▶ GOAL OF THE EXERCISE: Would you repeat the listing exactly but omit every picture?
::::::
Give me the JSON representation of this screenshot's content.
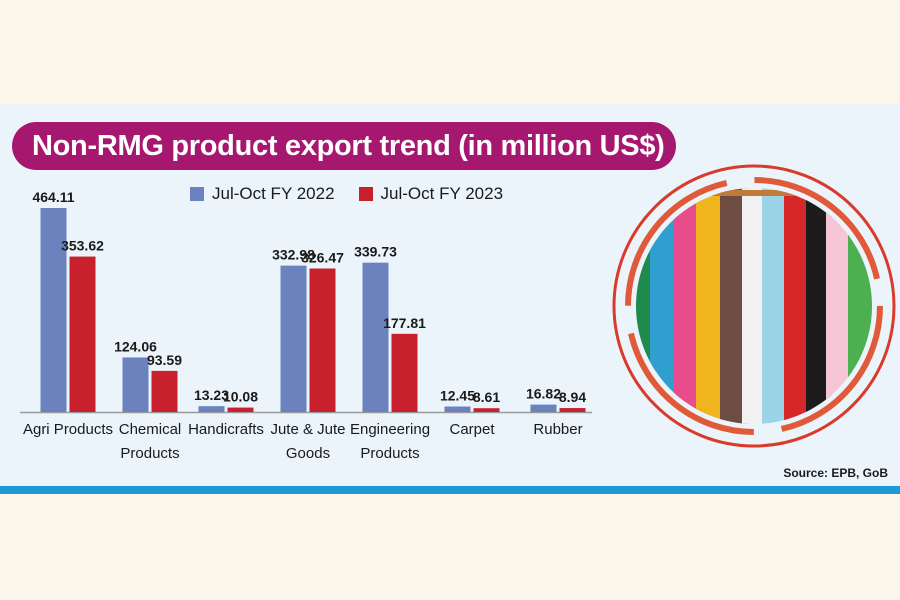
{
  "title": "Non-RMG product export trend (in million US$)",
  "source": "Source: EPB, GoB",
  "colors": {
    "fy2022": "#6b82bf",
    "fy2023": "#c8202c",
    "title_bg": "#a6176f",
    "stripe": "#1d9ad6"
  },
  "chart_data": {
    "type": "bar",
    "title": "Non-RMG product export trend (in million US$)",
    "categories": [
      [
        "Agri Products"
      ],
      [
        "Chemical",
        "Products"
      ],
      [
        "Handicrafts"
      ],
      [
        "Jute & Jute",
        "Goods"
      ],
      [
        "Engineering",
        "Products"
      ],
      [
        "Carpet"
      ],
      [
        "Rubber"
      ]
    ],
    "series": [
      {
        "name": "Jul-Oct FY 2022",
        "values": [
          464.11,
          124.06,
          13.23,
          332.98,
          339.73,
          12.45,
          16.82
        ]
      },
      {
        "name": "Jul-Oct FY 2023",
        "values": [
          353.62,
          93.59,
          10.08,
          326.47,
          177.81,
          8.61,
          8.94
        ]
      }
    ],
    "value_labels": [
      [
        "464.11",
        "124.06",
        "13.23",
        "332.98",
        "339.73",
        "12.45",
        "16.82"
      ],
      [
        "353.62",
        "93.59",
        "10.08",
        "326.47",
        "177.81",
        "8.61",
        "8.94"
      ]
    ],
    "grid": false,
    "legend_position": "top"
  }
}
::::::
▶ OUTPUT BELOW:
Give me the JSON representation of this screenshot's content.
{
  "title": "Non-RMG product export trend (in million US$)",
  "source": "Source: EPB, GoB",
  "colors": {
    "fy2022": "#6b82bf",
    "fy2023": "#c8202c",
    "title_bg": "#a6176f",
    "stripe": "#1d9ad6"
  },
  "chart_data": {
    "type": "bar",
    "title": "Non-RMG product export trend (in million US$)",
    "categories": [
      [
        "Agri Products"
      ],
      [
        "Chemical",
        "Products"
      ],
      [
        "Handicrafts"
      ],
      [
        "Jute & Jute",
        "Goods"
      ],
      [
        "Engineering",
        "Products"
      ],
      [
        "Carpet"
      ],
      [
        "Rubber"
      ]
    ],
    "series": [
      {
        "name": "Jul-Oct FY 2022",
        "values": [
          464.11,
          124.06,
          13.23,
          332.98,
          339.73,
          12.45,
          16.82
        ]
      },
      {
        "name": "Jul-Oct FY 2023",
        "values": [
          353.62,
          93.59,
          10.08,
          326.47,
          177.81,
          8.61,
          8.94
        ]
      }
    ],
    "value_labels": [
      [
        "464.11",
        "124.06",
        "13.23",
        "332.98",
        "339.73",
        "12.45",
        "16.82"
      ],
      [
        "353.62",
        "93.59",
        "10.08",
        "326.47",
        "177.81",
        "8.61",
        "8.94"
      ]
    ],
    "grid": false,
    "legend_position": "top"
  }
}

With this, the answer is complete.